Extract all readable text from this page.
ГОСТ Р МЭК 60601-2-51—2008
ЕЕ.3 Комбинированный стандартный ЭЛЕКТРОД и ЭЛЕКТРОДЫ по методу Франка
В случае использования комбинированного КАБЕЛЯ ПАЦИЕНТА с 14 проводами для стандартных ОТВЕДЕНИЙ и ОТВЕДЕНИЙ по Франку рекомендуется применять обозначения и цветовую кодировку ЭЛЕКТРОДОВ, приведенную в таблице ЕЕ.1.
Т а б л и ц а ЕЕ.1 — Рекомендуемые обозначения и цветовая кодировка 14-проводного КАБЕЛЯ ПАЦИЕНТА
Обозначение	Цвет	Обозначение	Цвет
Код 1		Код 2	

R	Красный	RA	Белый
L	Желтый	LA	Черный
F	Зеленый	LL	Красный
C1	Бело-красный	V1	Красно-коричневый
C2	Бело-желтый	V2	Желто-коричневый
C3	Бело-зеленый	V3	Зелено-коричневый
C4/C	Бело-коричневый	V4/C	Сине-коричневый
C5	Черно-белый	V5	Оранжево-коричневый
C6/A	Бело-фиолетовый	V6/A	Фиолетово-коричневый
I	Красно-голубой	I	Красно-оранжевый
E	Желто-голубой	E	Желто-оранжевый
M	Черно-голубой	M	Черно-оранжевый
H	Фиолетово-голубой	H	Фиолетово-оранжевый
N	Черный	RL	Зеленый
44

---*---

SHORT EXERCISE
Find every line holding the word "обозначения"; give their count and nothing else.

RESPONSE
2